Goal: Reproduce each line exactly, including spacing and punctuation.

Figure record listings
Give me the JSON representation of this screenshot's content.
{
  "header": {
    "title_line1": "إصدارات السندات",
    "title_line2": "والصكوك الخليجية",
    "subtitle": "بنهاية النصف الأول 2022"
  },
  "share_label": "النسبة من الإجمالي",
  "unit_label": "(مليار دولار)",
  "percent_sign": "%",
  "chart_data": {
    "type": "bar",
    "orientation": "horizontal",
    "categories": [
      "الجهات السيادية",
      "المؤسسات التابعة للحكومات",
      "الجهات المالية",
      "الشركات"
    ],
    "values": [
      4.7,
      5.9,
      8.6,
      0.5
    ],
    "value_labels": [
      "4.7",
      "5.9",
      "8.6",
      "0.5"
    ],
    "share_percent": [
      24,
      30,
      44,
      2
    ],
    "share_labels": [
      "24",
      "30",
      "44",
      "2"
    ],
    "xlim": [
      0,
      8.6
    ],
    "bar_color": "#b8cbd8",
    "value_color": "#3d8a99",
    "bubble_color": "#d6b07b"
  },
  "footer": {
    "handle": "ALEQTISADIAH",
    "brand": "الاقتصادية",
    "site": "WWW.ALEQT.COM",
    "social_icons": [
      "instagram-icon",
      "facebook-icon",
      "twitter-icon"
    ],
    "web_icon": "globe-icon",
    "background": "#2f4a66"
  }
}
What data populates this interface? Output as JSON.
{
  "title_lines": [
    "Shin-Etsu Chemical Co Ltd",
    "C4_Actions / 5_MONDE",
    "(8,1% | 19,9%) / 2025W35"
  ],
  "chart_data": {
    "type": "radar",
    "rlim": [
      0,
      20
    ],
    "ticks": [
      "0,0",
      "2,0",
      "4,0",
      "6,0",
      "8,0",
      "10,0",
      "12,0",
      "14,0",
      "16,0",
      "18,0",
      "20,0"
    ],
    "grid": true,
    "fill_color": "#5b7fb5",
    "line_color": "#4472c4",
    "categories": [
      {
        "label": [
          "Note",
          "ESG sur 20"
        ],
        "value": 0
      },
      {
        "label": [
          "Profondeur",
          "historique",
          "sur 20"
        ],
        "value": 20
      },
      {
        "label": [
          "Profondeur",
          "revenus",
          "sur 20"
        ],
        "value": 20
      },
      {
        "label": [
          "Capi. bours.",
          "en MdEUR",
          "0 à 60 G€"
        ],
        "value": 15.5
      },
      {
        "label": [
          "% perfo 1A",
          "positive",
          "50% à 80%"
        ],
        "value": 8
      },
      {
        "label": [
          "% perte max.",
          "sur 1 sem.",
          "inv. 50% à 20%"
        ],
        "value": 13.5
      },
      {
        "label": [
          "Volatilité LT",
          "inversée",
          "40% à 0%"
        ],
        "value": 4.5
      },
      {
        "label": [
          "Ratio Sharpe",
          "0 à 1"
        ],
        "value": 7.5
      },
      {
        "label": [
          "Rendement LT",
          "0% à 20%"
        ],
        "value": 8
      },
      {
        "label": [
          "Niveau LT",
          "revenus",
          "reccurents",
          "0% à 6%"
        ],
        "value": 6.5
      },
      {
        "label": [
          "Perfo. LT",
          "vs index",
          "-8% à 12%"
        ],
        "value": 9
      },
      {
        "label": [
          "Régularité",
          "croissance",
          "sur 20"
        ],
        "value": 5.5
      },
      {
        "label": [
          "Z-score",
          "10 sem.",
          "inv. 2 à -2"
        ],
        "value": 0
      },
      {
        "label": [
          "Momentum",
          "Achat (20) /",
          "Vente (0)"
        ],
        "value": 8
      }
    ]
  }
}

Solved exercise:
Give me the JSON representation of this screenshot's content.
{
  "header": {
    "title_line1": "إصدارات السندات",
    "title_line2": "والصكوك الخليجية",
    "subtitle": "بنهاية النصف الأول 2022"
  },
  "share_label": "النسبة من الإجمالي",
  "unit_label": "(مليار دولار)",
  "percent_sign": "%",
  "chart_data": {
    "type": "bar",
    "orientation": "horizontal",
    "categories": [
      "الجهات السيادية",
      "المؤسسات التابعة للحكومات",
      "الجهات المالية",
      "الشركات"
    ],
    "values": [
      4.7,
      5.9,
      8.6,
      0.5
    ],
    "value_labels": [
      "4.7",
      "5.9",
      "8.6",
      "0.5"
    ],
    "share_percent": [
      24,
      30,
      44,
      2
    ],
    "share_labels": [
      "24",
      "30",
      "44",
      "2"
    ],
    "xlim": [
      0,
      8.6
    ],
    "bar_color": "#b8cbd8",
    "value_color": "#3d8a99",
    "bubble_color": "#d6b07b"
  },
  "footer": {
    "handle": "ALEQTISADIAH",
    "brand": "الاقتصادية",
    "site": "WWW.ALEQT.COM",
    "social_icons": [
      "instagram-icon",
      "facebook-icon",
      "twitter-icon"
    ],
    "web_icon": "globe-icon",
    "background": "#2f4a66"
  }
}
What data populates this interface? Output as JSON.
{
  "title_lines": [
    "Shin-Etsu Chemical Co Ltd",
    "C4_Actions / 5_MONDE",
    "(8,1% | 19,9%) / 2025W35"
  ],
  "chart_data": {
    "type": "radar",
    "rlim": [
      0,
      20
    ],
    "ticks": [
      "0,0",
      "2,0",
      "4,0",
      "6,0",
      "8,0",
      "10,0",
      "12,0",
      "14,0",
      "16,0",
      "18,0",
      "20,0"
    ],
    "grid": true,
    "fill_color": "#5b7fb5",
    "line_color": "#4472c4",
    "categories": [
      {
        "label": [
          "Note",
          "ESG sur 20"
        ],
        "value": 0
      },
      {
        "label": [
          "Profondeur",
          "historique",
          "sur 20"
        ],
        "value": 20
      },
      {
        "label": [
          "Profondeur",
          "revenus",
          "sur 20"
        ],
        "value": 20
      },
      {
        "label": [
          "Capi. bours.",
          "en MdEUR",
          "0 à 60 G€"
        ],
        "value": 15.5
      },
      {
        "label": [
          "% perfo 1A",
          "positive",
          "50% à 80%"
        ],
        "value": 8
      },
      {
        "label": [
          "% perte max.",
          "sur 1 sem.",
          "inv. 50% à 20%"
        ],
        "value": 13.5
      },
      {
        "label": [
          "Volatilité LT",
          "inversée",
          "40% à 0%"
        ],
        "value": 4.5
      },
      {
        "label": [
          "Ratio Sharpe",
          "0 à 1"
        ],
        "value": 7.5
      },
      {
        "label": [
          "Rendement LT",
          "0% à 20%"
        ],
        "value": 8
      },
      {
        "label": [
          "Niveau LT",
          "revenus",
          "reccurents",
          "0% à 6%"
        ],
        "value": 6.5
      },
      {
        "label": [
          "Perfo. LT",
          "vs index",
          "-8% à 12%"
        ],
        "value": 9
      },
      {
        "label": [
          "Régularité",
          "croissance",
          "sur 20"
        ],
        "value": 5.5
      },
      {
        "label": [
          "Z-score",
          "10 sem.",
          "inv. 2 à -2"
        ],
        "value": 0
      },
      {
        "label": [
          "Momentum",
          "Achat (20) /",
          "Vente (0)"
        ],
        "value": 8
      }
    ]
  }
}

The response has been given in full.